* **Work to be completed**: Each record below is to be copied word for word, with pictures removed.

* **Data rows**:

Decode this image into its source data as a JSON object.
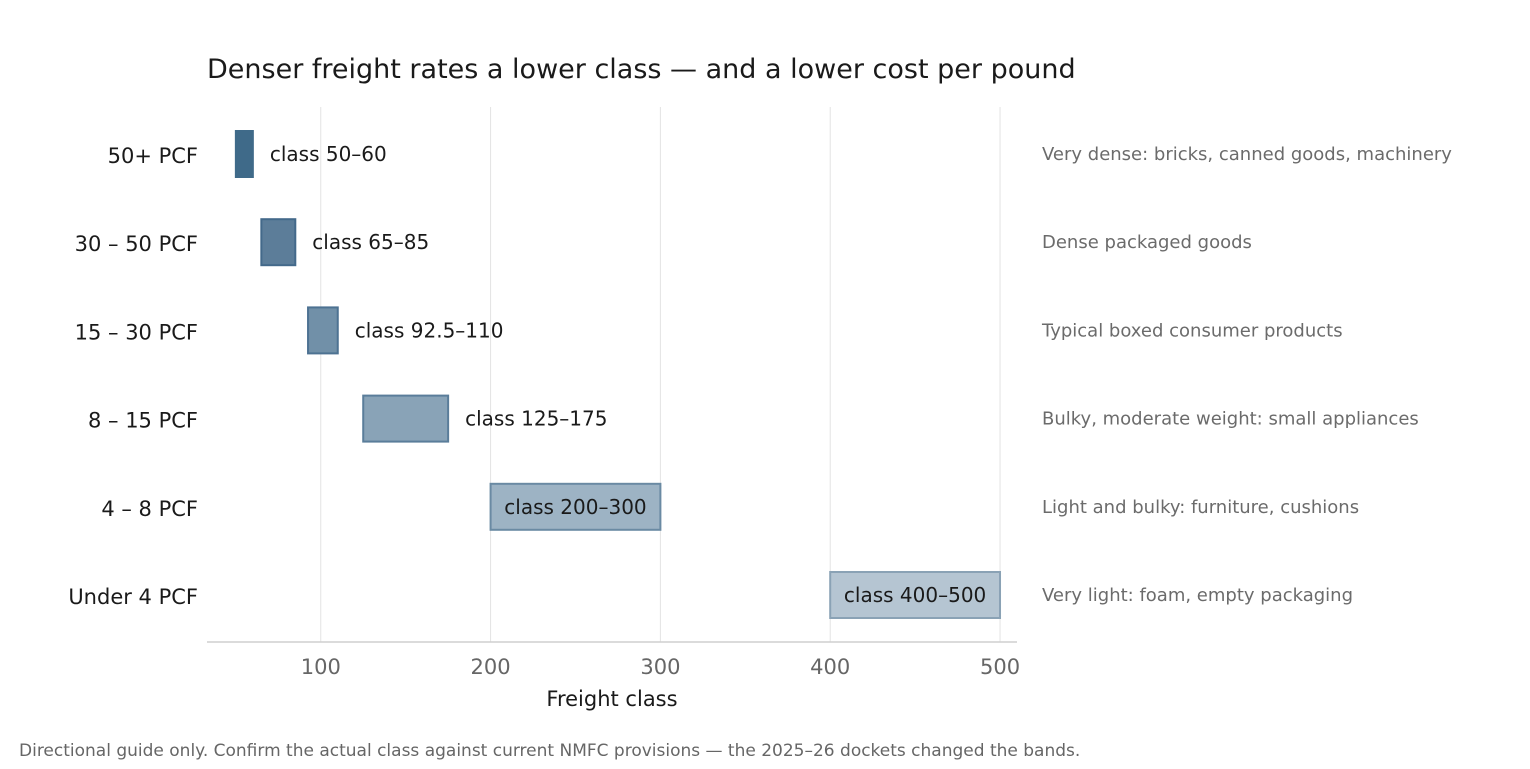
{
  "chart_data": {
    "type": "bar",
    "title": "Denser freight rates a lower class — and a lower cost per pound",
    "xlabel": "Freight class",
    "ylabel": "",
    "xlim": [
      33,
      510
    ],
    "xticks": [
      100,
      200,
      300,
      400,
      500
    ],
    "grid": true,
    "orientation": "horizontal-range",
    "categories": [
      "50+ PCF",
      "30 – 50 PCF",
      "15 – 30 PCF",
      "8 – 15 PCF",
      "4 – 8 PCF",
      "Under 4 PCF"
    ],
    "ranges": [
      [
        50,
        60
      ],
      [
        65,
        85
      ],
      [
        92.5,
        110
      ],
      [
        125,
        175
      ],
      [
        200,
        300
      ],
      [
        400,
        500
      ]
    ],
    "bar_labels": [
      "class 50–60",
      "class 65–85",
      "class 92.5–110",
      "class 125–175",
      "class 200–300",
      "class 400–500"
    ],
    "descriptions": [
      "Very dense: bricks, canned goods, machinery",
      "Dense packaged goods",
      "Typical boxed consumer products",
      "Bulky, moderate weight: small appliances",
      "Light and bulky: furniture, cushions",
      "Very light: foam, empty packaging"
    ],
    "colors": {
      "fills": [
        "#3f6a89",
        "#5c7d99",
        "#7190a8",
        "#89a3b7",
        "#9db3c4",
        "#b5c5d2"
      ],
      "strokes": [
        "#3f6a89",
        "#43698a",
        "#4d7292",
        "#5a7d9a",
        "#6a8aa3",
        "#8aa2b5"
      ],
      "grid": "#e3e3e3",
      "axis": "#cfcfcf",
      "tick_text": "#666666",
      "text": "#1a1a1a",
      "description_text": "#6b6b6b",
      "footnote_text": "#666666"
    }
  },
  "footnote": "Directional guide only. Confirm the actual class against current NMFC provisions — the 2025–26 dockets changed the bands."
}
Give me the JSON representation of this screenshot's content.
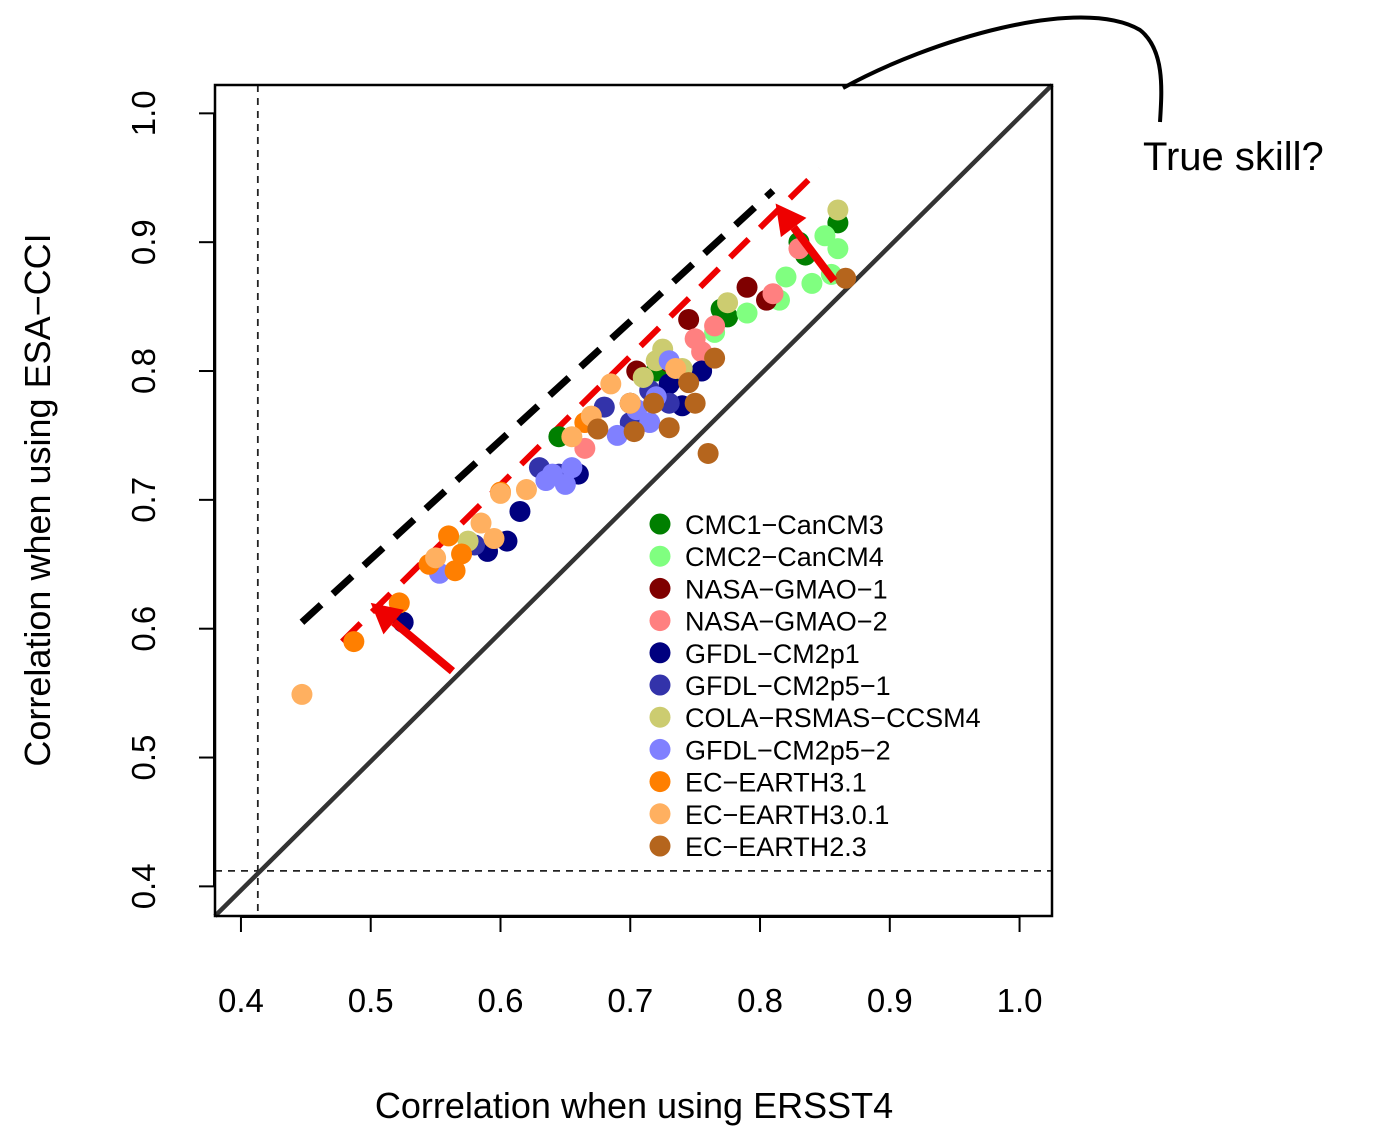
{
  "chart_data": {
    "type": "scatter",
    "title": "",
    "xlabel": "Correlation when using ERSST4",
    "ylabel": "Correlation when using ESA−CCI",
    "xlim": [
      0.38,
      1.025
    ],
    "ylim": [
      0.377,
      1.022
    ],
    "xticks": [
      0.4,
      0.5,
      0.6,
      0.7,
      0.8,
      0.9,
      1.0
    ],
    "yticks": [
      0.4,
      0.5,
      0.6,
      0.7,
      0.8,
      0.9,
      1.0
    ],
    "xtick_labels": [
      "0.4",
      "0.5",
      "0.6",
      "0.7",
      "0.8",
      "0.9",
      "1.0"
    ],
    "ytick_labels": [
      "0.4",
      "0.5",
      "0.6",
      "0.7",
      "0.8",
      "0.9",
      "1.0"
    ],
    "grid": false,
    "legend_position": "lower-right",
    "reference_lines": {
      "diagonal": {
        "from": [
          0.38,
          0.377
        ],
        "to": [
          1.025,
          1.022
        ],
        "color": "#333333"
      },
      "vertical_dashed_x": 0.413,
      "horizontal_dashed_y": 0.412,
      "black_dashed": {
        "from": [
          0.447,
          0.605
        ],
        "to": [
          0.81,
          0.94
        ],
        "color": "#000000"
      },
      "red_dashed": {
        "from": [
          0.478,
          0.59
        ],
        "to": [
          0.846,
          0.957
        ],
        "color": "#ee0000"
      }
    },
    "arrows": [
      {
        "from": [
          0.563,
          0.567
        ],
        "to": [
          0.5,
          0.62
        ],
        "color": "#ee0000"
      },
      {
        "from": [
          0.857,
          0.87
        ],
        "to": [
          0.812,
          0.93
        ],
        "color": "#ee0000"
      }
    ],
    "annotation": {
      "text": "True skill?"
    },
    "series": [
      {
        "name": "CMC1−CanCM3",
        "color": "#007f00",
        "x": [
          0.645,
          0.72,
          0.77,
          0.775,
          0.83,
          0.86,
          0.835
        ],
        "y": [
          0.749,
          0.8,
          0.848,
          0.842,
          0.9,
          0.915,
          0.89
        ]
      },
      {
        "name": "CMC2−CanCM4",
        "color": "#80ff80",
        "x": [
          0.74,
          0.765,
          0.79,
          0.815,
          0.82,
          0.84,
          0.85,
          0.86,
          0.855
        ],
        "y": [
          0.799,
          0.83,
          0.845,
          0.855,
          0.873,
          0.868,
          0.905,
          0.895,
          0.875
        ]
      },
      {
        "name": "NASA−GMAO−1",
        "color": "#7f0000",
        "x": [
          0.705,
          0.73,
          0.745,
          0.79,
          0.805
        ],
        "y": [
          0.8,
          0.807,
          0.84,
          0.865,
          0.855
        ]
      },
      {
        "name": "NASA−GMAO−2",
        "color": "#ff8080",
        "x": [
          0.665,
          0.725,
          0.75,
          0.755,
          0.765,
          0.81,
          0.83
        ],
        "y": [
          0.74,
          0.78,
          0.825,
          0.815,
          0.835,
          0.86,
          0.895
        ]
      },
      {
        "name": "GFDL−CM2p1",
        "color": "#00007f",
        "x": [
          0.525,
          0.59,
          0.605,
          0.615,
          0.66,
          0.74,
          0.755,
          0.7,
          0.73
        ],
        "y": [
          0.605,
          0.66,
          0.668,
          0.691,
          0.72,
          0.773,
          0.8,
          0.775,
          0.79
        ]
      },
      {
        "name": "GFDL−CM2p5−1",
        "color": "#3333aa",
        "x": [
          0.58,
          0.63,
          0.645,
          0.68,
          0.7,
          0.715,
          0.73
        ],
        "y": [
          0.665,
          0.725,
          0.72,
          0.772,
          0.76,
          0.785,
          0.775
        ]
      },
      {
        "name": "COLA−RSMAS−CCSM4",
        "color": "#cccc70",
        "x": [
          0.575,
          0.71,
          0.72,
          0.725,
          0.74,
          0.775,
          0.86
        ],
        "y": [
          0.668,
          0.795,
          0.808,
          0.817,
          0.802,
          0.853,
          0.925
        ]
      },
      {
        "name": "GFDL−CM2p5−2",
        "color": "#8080ff",
        "x": [
          0.553,
          0.635,
          0.64,
          0.65,
          0.655,
          0.69,
          0.72,
          0.73,
          0.705,
          0.715
        ],
        "y": [
          0.643,
          0.715,
          0.72,
          0.712,
          0.725,
          0.75,
          0.78,
          0.808,
          0.77,
          0.76
        ]
      },
      {
        "name": "EC−EARTH3.1",
        "color": "#ff7f00",
        "x": [
          0.487,
          0.522,
          0.545,
          0.56,
          0.565,
          0.57,
          0.6,
          0.665,
          0.7
        ],
        "y": [
          0.59,
          0.62,
          0.65,
          0.672,
          0.645,
          0.658,
          0.706,
          0.76,
          0.775
        ]
      },
      {
        "name": "EC−EARTH3.0.1",
        "color": "#ffb060",
        "x": [
          0.447,
          0.55,
          0.585,
          0.595,
          0.6,
          0.62,
          0.655,
          0.67,
          0.685,
          0.7,
          0.735
        ],
        "y": [
          0.549,
          0.655,
          0.682,
          0.67,
          0.705,
          0.708,
          0.749,
          0.765,
          0.79,
          0.775,
          0.802
        ]
      },
      {
        "name": "EC−EARTH2.3",
        "color": "#b5651d",
        "x": [
          0.675,
          0.703,
          0.718,
          0.73,
          0.745,
          0.75,
          0.76,
          0.765,
          0.866
        ],
        "y": [
          0.755,
          0.753,
          0.775,
          0.756,
          0.791,
          0.775,
          0.736,
          0.81,
          0.872
        ]
      }
    ]
  }
}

* **Result**:
Decode this image into its source data as a JSON object.
{
  "chart_data": {
    "type": "bar",
    "title": "Denser freight rates a lower class — and a lower cost per pound",
    "xlabel": "Freight class",
    "ylabel": "",
    "xlim": [
      33,
      510
    ],
    "xticks": [
      100,
      200,
      300,
      400,
      500
    ],
    "grid": true,
    "orientation": "horizontal-range",
    "categories": [
      "50+ PCF",
      "30 – 50 PCF",
      "15 – 30 PCF",
      "8 – 15 PCF",
      "4 – 8 PCF",
      "Under 4 PCF"
    ],
    "ranges": [
      [
        50,
        60
      ],
      [
        65,
        85
      ],
      [
        92.5,
        110
      ],
      [
        125,
        175
      ],
      [
        200,
        300
      ],
      [
        400,
        500
      ]
    ],
    "bar_labels": [
      "class 50–60",
      "class 65–85",
      "class 92.5–110",
      "class 125–175",
      "class 200–300",
      "class 400–500"
    ],
    "descriptions": [
      "Very dense: bricks, canned goods, machinery",
      "Dense packaged goods",
      "Typical boxed consumer products",
      "Bulky, moderate weight: small appliances",
      "Light and bulky: furniture, cushions",
      "Very light: foam, empty packaging"
    ],
    "colors": {
      "fills": [
        "#3f6a89",
        "#5c7d99",
        "#7190a8",
        "#89a3b7",
        "#9db3c4",
        "#b5c5d2"
      ],
      "strokes": [
        "#3f6a89",
        "#43698a",
        "#4d7292",
        "#5a7d9a",
        "#6a8aa3",
        "#8aa2b5"
      ],
      "grid": "#e3e3e3",
      "axis": "#cfcfcf",
      "tick_text": "#666666",
      "text": "#1a1a1a",
      "description_text": "#6b6b6b",
      "footnote_text": "#666666"
    }
  },
  "footnote": "Directional guide only. Confirm the actual class against current NMFC provisions — the 2025–26 dockets changed the bands."
}
Give me the JSON representation of this screenshot's content.
{
  "chart_data": {
    "type": "scatter",
    "title": "",
    "xlabel": "Correlation when using ERSST4",
    "ylabel": "Correlation when using ESA−CCI",
    "xlim": [
      0.38,
      1.025
    ],
    "ylim": [
      0.377,
      1.022
    ],
    "xticks": [
      0.4,
      0.5,
      0.6,
      0.7,
      0.8,
      0.9,
      1.0
    ],
    "yticks": [
      0.4,
      0.5,
      0.6,
      0.7,
      0.8,
      0.9,
      1.0
    ],
    "xtick_labels": [
      "0.4",
      "0.5",
      "0.6",
      "0.7",
      "0.8",
      "0.9",
      "1.0"
    ],
    "ytick_labels": [
      "0.4",
      "0.5",
      "0.6",
      "0.7",
      "0.8",
      "0.9",
      "1.0"
    ],
    "grid": false,
    "legend_position": "lower-right",
    "reference_lines": {
      "diagonal": {
        "from": [
          0.38,
          0.377
        ],
        "to": [
          1.025,
          1.022
        ],
        "color": "#333333"
      },
      "vertical_dashed_x": 0.413,
      "horizontal_dashed_y": 0.412,
      "black_dashed": {
        "from": [
          0.447,
          0.605
        ],
        "to": [
          0.81,
          0.94
        ],
        "color": "#000000"
      },
      "red_dashed": {
        "from": [
          0.478,
          0.59
        ],
        "to": [
          0.846,
          0.957
        ],
        "color": "#ee0000"
      }
    },
    "arrows": [
      {
        "from": [
          0.563,
          0.567
        ],
        "to": [
          0.5,
          0.62
        ],
        "color": "#ee0000"
      },
      {
        "from": [
          0.857,
          0.87
        ],
        "to": [
          0.812,
          0.93
        ],
        "color": "#ee0000"
      }
    ],
    "annotation": {
      "text": "True skill?"
    },
    "series": [
      {
        "name": "CMC1−CanCM3",
        "color": "#007f00",
        "x": [
          0.645,
          0.72,
          0.77,
          0.775,
          0.83,
          0.86,
          0.835
        ],
        "y": [
          0.749,
          0.8,
          0.848,
          0.842,
          0.9,
          0.915,
          0.89
        ]
      },
      {
        "name": "CMC2−CanCM4",
        "color": "#80ff80",
        "x": [
          0.74,
          0.765,
          0.79,
          0.815,
          0.82,
          0.84,
          0.85,
          0.86,
          0.855
        ],
        "y": [
          0.799,
          0.83,
          0.845,
          0.855,
          0.873,
          0.868,
          0.905,
          0.895,
          0.875
        ]
      },
      {
        "name": "NASA−GMAO−1",
        "color": "#7f0000",
        "x": [
          0.705,
          0.73,
          0.745,
          0.79,
          0.805
        ],
        "y": [
          0.8,
          0.807,
          0.84,
          0.865,
          0.855
        ]
      },
      {
        "name": "NASA−GMAO−2",
        "color": "#ff8080",
        "x": [
          0.665,
          0.725,
          0.75,
          0.755,
          0.765,
          0.81,
          0.83
        ],
        "y": [
          0.74,
          0.78,
          0.825,
          0.815,
          0.835,
          0.86,
          0.895
        ]
      },
      {
        "name": "GFDL−CM2p1",
        "color": "#00007f",
        "x": [
          0.525,
          0.59,
          0.605,
          0.615,
          0.66,
          0.74,
          0.755,
          0.7,
          0.73
        ],
        "y": [
          0.605,
          0.66,
          0.668,
          0.691,
          0.72,
          0.773,
          0.8,
          0.775,
          0.79
        ]
      },
      {
        "name": "GFDL−CM2p5−1",
        "color": "#3333aa",
        "x": [
          0.58,
          0.63,
          0.645,
          0.68,
          0.7,
          0.715,
          0.73
        ],
        "y": [
          0.665,
          0.725,
          0.72,
          0.772,
          0.76,
          0.785,
          0.775
        ]
      },
      {
        "name": "COLA−RSMAS−CCSM4",
        "color": "#cccc70",
        "x": [
          0.575,
          0.71,
          0.72,
          0.725,
          0.74,
          0.775,
          0.86
        ],
        "y": [
          0.668,
          0.795,
          0.808,
          0.817,
          0.802,
          0.853,
          0.925
        ]
      },
      {
        "name": "GFDL−CM2p5−2",
        "color": "#8080ff",
        "x": [
          0.553,
          0.635,
          0.64,
          0.65,
          0.655,
          0.69,
          0.72,
          0.73,
          0.705,
          0.715
        ],
        "y": [
          0.643,
          0.715,
          0.72,
          0.712,
          0.725,
          0.75,
          0.78,
          0.808,
          0.77,
          0.76
        ]
      },
      {
        "name": "EC−EARTH3.1",
        "color": "#ff7f00",
        "x": [
          0.487,
          0.522,
          0.545,
          0.56,
          0.565,
          0.57,
          0.6,
          0.665,
          0.7
        ],
        "y": [
          0.59,
          0.62,
          0.65,
          0.672,
          0.645,
          0.658,
          0.706,
          0.76,
          0.775
        ]
      },
      {
        "name": "EC−EARTH3.0.1",
        "color": "#ffb060",
        "x": [
          0.447,
          0.55,
          0.585,
          0.595,
          0.6,
          0.62,
          0.655,
          0.67,
          0.685,
          0.7,
          0.735
        ],
        "y": [
          0.549,
          0.655,
          0.682,
          0.67,
          0.705,
          0.708,
          0.749,
          0.765,
          0.79,
          0.775,
          0.802
        ]
      },
      {
        "name": "EC−EARTH2.3",
        "color": "#b5651d",
        "x": [
          0.675,
          0.703,
          0.718,
          0.73,
          0.745,
          0.75,
          0.76,
          0.765,
          0.866
        ],
        "y": [
          0.755,
          0.753,
          0.775,
          0.756,
          0.791,
          0.775,
          0.736,
          0.81,
          0.872
        ]
      }
    ]
  }
}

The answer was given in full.